++++ Data extract
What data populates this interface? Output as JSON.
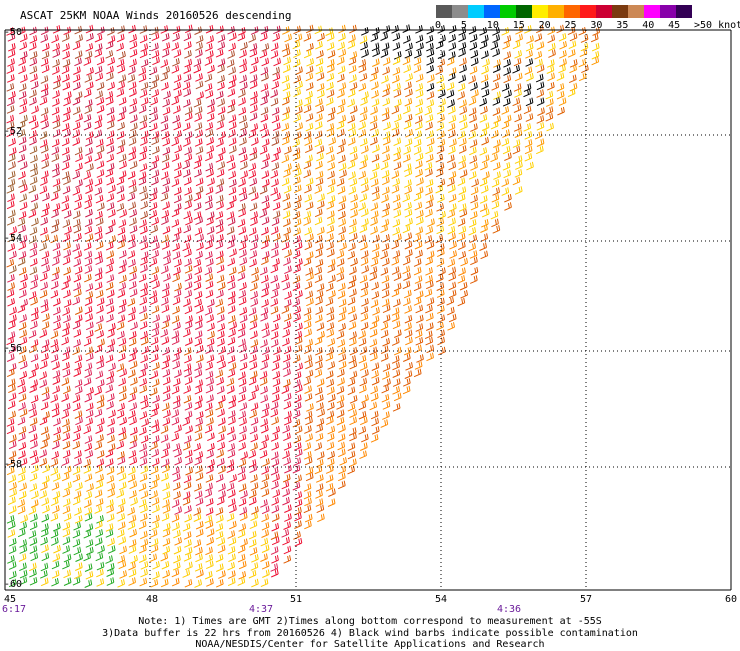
{
  "header": {
    "title": "ASCAT 25KM NOAA Winds 20160526 descending"
  },
  "legend": {
    "colors": [
      "#595959",
      "#8c8c8c",
      "#00ccff",
      "#0066ff",
      "#00cc00",
      "#006600",
      "#ffee00",
      "#ffb000",
      "#ff6600",
      "#ff1a1a",
      "#cc0033",
      "#7b3a10",
      "#cc8855",
      "#ff00ff",
      "#8800aa",
      "#330055"
    ],
    "labels": [
      "0",
      "5",
      "10",
      "15",
      "20",
      "25",
      "30",
      "35",
      "40",
      "45",
      ">50 knots"
    ]
  },
  "map": {
    "lat_labels": [
      "-50",
      "-52",
      "-54",
      "-56",
      "-58",
      "-60"
    ],
    "lon_labels": [
      "45",
      "48",
      "51",
      "54",
      "57",
      "60"
    ],
    "time_labels": [
      "6:17",
      "4:37",
      "4:36"
    ],
    "lat_range": [
      -60,
      -50
    ],
    "lon_range": [
      45,
      60
    ]
  },
  "notes": {
    "line1": "Note: 1) Times are GMT 2)Times along bottom correspond to measurement at -55S",
    "line2": "3)Data buffer is 22 hrs from 20160526 4) Black wind barbs indicate possible contamination",
    "line3": "NOAA/NESDIS/Center for Satellite Applications and Research"
  }
}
++++++++
What this task involves: Leaving all pictures aside, quote each record exactly.

Result of this task:
What data populates this interface? Output as JSON.
{
  "header": {
    "title": "ASCAT 25KM NOAA Winds 20160526 descending"
  },
  "legend": {
    "colors": [
      "#595959",
      "#8c8c8c",
      "#00ccff",
      "#0066ff",
      "#00cc00",
      "#006600",
      "#ffee00",
      "#ffb000",
      "#ff6600",
      "#ff1a1a",
      "#cc0033",
      "#7b3a10",
      "#cc8855",
      "#ff00ff",
      "#8800aa",
      "#330055"
    ],
    "labels": [
      "0",
      "5",
      "10",
      "15",
      "20",
      "25",
      "30",
      "35",
      "40",
      "45",
      ">50 knots"
    ]
  },
  "map": {
    "lat_labels": [
      "-50",
      "-52",
      "-54",
      "-56",
      "-58",
      "-60"
    ],
    "lon_labels": [
      "45",
      "48",
      "51",
      "54",
      "57",
      "60"
    ],
    "time_labels": [
      "6:17",
      "4:37",
      "4:36"
    ],
    "lat_range": [
      -60,
      -50
    ],
    "lon_range": [
      45,
      60
    ]
  },
  "notes": {
    "line1": "Note: 1) Times are GMT 2)Times along bottom correspond to measurement at -55S",
    "line2": "3)Data buffer is 22 hrs from 20160526 4) Black wind barbs indicate possible contamination",
    "line3": "NOAA/NESDIS/Center for Satellite Applications and Research"
  }
}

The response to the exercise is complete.